What is required: Write out every line of the records below exactly, without changing any character.

┌────────

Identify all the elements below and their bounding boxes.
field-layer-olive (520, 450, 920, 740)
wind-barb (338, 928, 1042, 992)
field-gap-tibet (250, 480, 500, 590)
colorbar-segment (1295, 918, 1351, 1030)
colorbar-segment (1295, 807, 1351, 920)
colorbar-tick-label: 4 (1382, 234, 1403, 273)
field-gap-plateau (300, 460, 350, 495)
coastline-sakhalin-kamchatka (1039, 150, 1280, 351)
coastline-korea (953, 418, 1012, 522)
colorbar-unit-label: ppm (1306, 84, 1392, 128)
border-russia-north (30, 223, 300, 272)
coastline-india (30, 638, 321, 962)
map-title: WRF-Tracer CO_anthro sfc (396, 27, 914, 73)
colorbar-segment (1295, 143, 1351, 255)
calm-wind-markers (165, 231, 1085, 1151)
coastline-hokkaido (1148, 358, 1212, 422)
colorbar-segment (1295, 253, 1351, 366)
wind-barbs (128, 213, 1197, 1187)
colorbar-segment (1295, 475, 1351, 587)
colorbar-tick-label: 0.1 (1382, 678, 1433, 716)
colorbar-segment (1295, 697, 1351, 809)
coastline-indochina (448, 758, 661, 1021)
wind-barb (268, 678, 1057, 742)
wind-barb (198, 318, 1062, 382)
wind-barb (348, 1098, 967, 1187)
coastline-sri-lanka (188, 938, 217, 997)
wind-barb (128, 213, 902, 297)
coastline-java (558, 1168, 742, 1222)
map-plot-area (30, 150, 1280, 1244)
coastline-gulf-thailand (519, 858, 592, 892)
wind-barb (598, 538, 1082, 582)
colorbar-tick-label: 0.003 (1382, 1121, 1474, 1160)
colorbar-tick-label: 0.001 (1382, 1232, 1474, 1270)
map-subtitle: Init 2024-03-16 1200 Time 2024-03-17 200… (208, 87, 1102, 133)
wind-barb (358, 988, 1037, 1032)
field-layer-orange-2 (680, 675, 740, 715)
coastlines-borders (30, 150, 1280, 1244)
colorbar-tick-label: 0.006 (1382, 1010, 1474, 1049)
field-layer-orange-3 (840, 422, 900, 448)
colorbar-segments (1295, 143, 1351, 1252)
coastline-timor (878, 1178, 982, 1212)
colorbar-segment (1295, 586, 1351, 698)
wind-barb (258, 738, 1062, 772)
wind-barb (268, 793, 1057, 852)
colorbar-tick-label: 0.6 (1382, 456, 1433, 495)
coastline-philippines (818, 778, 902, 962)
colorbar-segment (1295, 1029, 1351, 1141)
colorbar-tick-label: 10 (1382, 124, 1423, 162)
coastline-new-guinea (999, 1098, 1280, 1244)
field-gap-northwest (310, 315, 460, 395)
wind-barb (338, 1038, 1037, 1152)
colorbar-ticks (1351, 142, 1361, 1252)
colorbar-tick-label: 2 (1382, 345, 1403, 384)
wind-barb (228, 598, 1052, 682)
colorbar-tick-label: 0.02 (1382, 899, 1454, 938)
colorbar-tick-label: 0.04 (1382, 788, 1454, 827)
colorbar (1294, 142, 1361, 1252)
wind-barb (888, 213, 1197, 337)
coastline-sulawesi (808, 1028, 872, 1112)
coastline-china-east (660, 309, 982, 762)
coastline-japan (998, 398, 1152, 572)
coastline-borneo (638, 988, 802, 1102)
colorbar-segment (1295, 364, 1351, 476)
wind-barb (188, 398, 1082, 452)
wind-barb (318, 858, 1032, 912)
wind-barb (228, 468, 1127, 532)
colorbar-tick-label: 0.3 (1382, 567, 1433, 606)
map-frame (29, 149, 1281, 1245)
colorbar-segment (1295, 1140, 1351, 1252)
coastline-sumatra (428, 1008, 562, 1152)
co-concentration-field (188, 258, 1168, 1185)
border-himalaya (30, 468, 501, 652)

└────────

Answer for the task:
Identify all the elements below and their bounding boxes.
field-layer-olive (520, 450, 920, 740)
wind-barb (338, 928, 1042, 992)
field-gap-tibet (250, 480, 500, 590)
colorbar-segment (1295, 918, 1351, 1030)
colorbar-segment (1295, 807, 1351, 920)
colorbar-tick-label: 4 (1382, 234, 1403, 273)
field-gap-plateau (300, 460, 350, 495)
coastline-sakhalin-kamchatka (1039, 150, 1280, 351)
coastline-korea (953, 418, 1012, 522)
colorbar-unit-label: ppm (1306, 84, 1392, 128)
border-russia-north (30, 223, 300, 272)
coastline-india (30, 638, 321, 962)
map-title: WRF-Tracer CO_anthro sfc (396, 27, 914, 73)
colorbar-segment (1295, 143, 1351, 255)
calm-wind-markers (165, 231, 1085, 1151)
coastline-hokkaido (1148, 358, 1212, 422)
colorbar-segment (1295, 253, 1351, 366)
wind-barbs (128, 213, 1197, 1187)
colorbar-segment (1295, 475, 1351, 587)
colorbar-tick-label: 0.1 (1382, 678, 1433, 716)
colorbar-segment (1295, 697, 1351, 809)
coastline-indochina (448, 758, 661, 1021)
wind-barb (268, 678, 1057, 742)
wind-barb (198, 318, 1062, 382)
wind-barb (348, 1098, 967, 1187)
coastline-sri-lanka (188, 938, 217, 997)
wind-barb (128, 213, 902, 297)
coastline-java (558, 1168, 742, 1222)
map-plot-area (30, 150, 1280, 1244)
coastline-gulf-thailand (519, 858, 592, 892)
wind-barb (598, 538, 1082, 582)
colorbar-tick-label: 0.003 (1382, 1121, 1474, 1160)
colorbar-tick-label: 0.001 (1382, 1232, 1474, 1270)
map-subtitle: Init 2024-03-16 1200 Time 2024-03-17 200… (208, 87, 1102, 133)
wind-barb (358, 988, 1037, 1032)
field-layer-orange-2 (680, 675, 740, 715)
coastlines-borders (30, 150, 1280, 1244)
colorbar-tick-label: 0.006 (1382, 1010, 1474, 1049)
field-layer-orange-3 (840, 422, 900, 448)
colorbar-segments (1295, 143, 1351, 1252)
coastline-timor (878, 1178, 982, 1212)
colorbar-segment (1295, 586, 1351, 698)
wind-barb (258, 738, 1062, 772)
wind-barb (268, 793, 1057, 852)
colorbar-tick-label: 0.6 (1382, 456, 1433, 495)
coastline-philippines (818, 778, 902, 962)
colorbar-segment (1295, 1029, 1351, 1141)
colorbar-tick-label: 10 (1382, 124, 1423, 162)
coastline-new-guinea (999, 1098, 1280, 1244)
field-gap-northwest (310, 315, 460, 395)
wind-barb (338, 1038, 1037, 1152)
colorbar-ticks (1351, 142, 1361, 1252)
colorbar-tick-label: 2 (1382, 345, 1403, 384)
wind-barb (228, 598, 1052, 682)
colorbar-tick-label: 0.02 (1382, 899, 1454, 938)
colorbar-tick-label: 0.04 (1382, 788, 1454, 827)
colorbar (1294, 142, 1361, 1252)
wind-barb (888, 213, 1197, 337)
coastline-sulawesi (808, 1028, 872, 1112)
coastline-china-east (660, 309, 982, 762)
coastline-japan (998, 398, 1152, 572)
coastline-borneo (638, 988, 802, 1102)
colorbar-segment (1295, 364, 1351, 476)
wind-barb (188, 398, 1082, 452)
wind-barb (318, 858, 1032, 912)
wind-barb (228, 468, 1127, 532)
colorbar-tick-label: 0.3 (1382, 567, 1433, 606)
map-frame (29, 149, 1281, 1245)
colorbar-segment (1295, 1140, 1351, 1252)
coastline-sumatra (428, 1008, 562, 1152)
co-concentration-field (188, 258, 1168, 1185)
border-himalaya (30, 468, 501, 652)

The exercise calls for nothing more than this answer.